- **SUPPLIED TEXT**:

==*==

Year 914 (CMXIV) was a common year starting on Saturday of the Julian calendar.

== Events ==

=== By place ===

==== Byzantine Empire ====
- Spring – Empress Zoe Karbonopsina leads a palace coup at Constantinople and, with the support of the magistros John Eladas, overthrows Patriarch Nicholas Mystikos as regent over her son, Emperor Constantine VII. She allows Nicholas to remain as patriarch, repudiates the title granted to Simeon I of Bulgaria (see 913) and nullifies the marriage plans (with a Bulgarian princess) made for her son by Nicholas.
- Summer – Byzantine–Bulgarian War: Simeon I, with the Bulgarian army, invades the themes of Thrace and Macedonia. Simultaneously, the Bulgarian troops penetrate into the regions of Dyrrhachium and Thessalonica to the west. Thrace's largest and most important city, Adrianople (modern Turkey), is besieged and captured. However, the Byzantines promptly regain the city in exchange for a huge ransom.

==*==

[Dataset excerpts]

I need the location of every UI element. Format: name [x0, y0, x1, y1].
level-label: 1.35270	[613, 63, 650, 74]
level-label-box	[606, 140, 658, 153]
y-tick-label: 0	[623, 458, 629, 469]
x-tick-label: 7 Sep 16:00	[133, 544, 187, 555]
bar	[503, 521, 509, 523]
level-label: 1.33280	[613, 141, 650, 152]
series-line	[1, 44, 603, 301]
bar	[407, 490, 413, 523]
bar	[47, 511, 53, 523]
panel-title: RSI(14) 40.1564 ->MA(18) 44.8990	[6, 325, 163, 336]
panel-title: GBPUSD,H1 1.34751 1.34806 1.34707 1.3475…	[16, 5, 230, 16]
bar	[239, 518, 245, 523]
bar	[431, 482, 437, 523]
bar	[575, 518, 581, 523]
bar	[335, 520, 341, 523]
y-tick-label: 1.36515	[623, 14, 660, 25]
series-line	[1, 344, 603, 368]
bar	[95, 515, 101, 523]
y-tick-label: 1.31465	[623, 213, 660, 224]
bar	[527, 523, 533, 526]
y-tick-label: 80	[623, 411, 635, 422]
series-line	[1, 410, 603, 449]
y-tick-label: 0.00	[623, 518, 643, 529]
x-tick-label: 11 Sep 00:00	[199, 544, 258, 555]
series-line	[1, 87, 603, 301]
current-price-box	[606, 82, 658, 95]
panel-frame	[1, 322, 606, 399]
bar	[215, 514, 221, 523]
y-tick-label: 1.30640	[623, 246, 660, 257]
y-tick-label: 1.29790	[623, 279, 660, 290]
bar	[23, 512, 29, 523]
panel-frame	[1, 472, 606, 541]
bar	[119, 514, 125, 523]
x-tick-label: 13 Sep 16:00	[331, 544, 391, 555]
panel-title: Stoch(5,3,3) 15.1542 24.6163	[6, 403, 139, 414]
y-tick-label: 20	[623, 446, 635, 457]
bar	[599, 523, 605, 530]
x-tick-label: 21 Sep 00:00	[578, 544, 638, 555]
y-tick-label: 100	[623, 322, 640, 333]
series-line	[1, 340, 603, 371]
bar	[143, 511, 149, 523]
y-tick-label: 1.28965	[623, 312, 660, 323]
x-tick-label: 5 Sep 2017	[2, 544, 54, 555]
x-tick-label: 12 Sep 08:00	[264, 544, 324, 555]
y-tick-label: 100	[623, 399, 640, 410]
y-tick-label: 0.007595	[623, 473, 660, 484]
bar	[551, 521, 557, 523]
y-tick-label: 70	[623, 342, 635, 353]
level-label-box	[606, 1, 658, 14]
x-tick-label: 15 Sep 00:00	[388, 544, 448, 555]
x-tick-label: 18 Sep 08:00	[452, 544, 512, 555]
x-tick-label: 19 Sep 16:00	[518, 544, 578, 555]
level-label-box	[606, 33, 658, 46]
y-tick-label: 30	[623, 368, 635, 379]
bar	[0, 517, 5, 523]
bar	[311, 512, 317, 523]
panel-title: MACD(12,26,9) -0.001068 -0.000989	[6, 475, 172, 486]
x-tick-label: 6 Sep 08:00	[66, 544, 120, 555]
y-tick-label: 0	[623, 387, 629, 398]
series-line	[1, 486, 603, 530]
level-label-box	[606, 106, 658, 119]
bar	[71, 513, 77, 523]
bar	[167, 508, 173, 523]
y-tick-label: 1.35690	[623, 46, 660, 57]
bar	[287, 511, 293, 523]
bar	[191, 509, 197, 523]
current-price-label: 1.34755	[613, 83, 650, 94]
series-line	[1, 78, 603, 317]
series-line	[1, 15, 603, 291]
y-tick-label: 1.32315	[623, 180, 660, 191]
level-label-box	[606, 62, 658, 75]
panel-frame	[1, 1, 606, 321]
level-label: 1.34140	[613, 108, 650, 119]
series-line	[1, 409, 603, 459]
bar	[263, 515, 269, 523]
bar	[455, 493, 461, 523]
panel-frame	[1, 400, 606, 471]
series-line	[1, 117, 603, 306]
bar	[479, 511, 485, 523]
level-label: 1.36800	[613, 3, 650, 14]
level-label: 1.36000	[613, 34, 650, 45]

==*==

- **TASK GOAL**:
Please repeat the passage on the year 914 word for word, starting at "Year 914 (CMXIV)" and ending at "son by Nicholas.".

- **ANSWER BELOW**:
Year 914 (CMXIV) was a common year starting on Saturday of the Julian calendar.

== Events ==

=== By place ===

==== Byzantine Empire ====
- Spring – Empress Zoe Karbonopsina leads a palace coup at Constantinople and, with the support of the magistros John Eladas, overthrows Patriarch Nicholas Mystikos as regent over her son, Emperor Constantine VII. She allows Nicholas to remain as patriarch, repudiates the title granted to Simeon I of Bulgaria (see 913) and nullifies the marriage plans (with a Bulgarian princess) made for her son by Nicholas.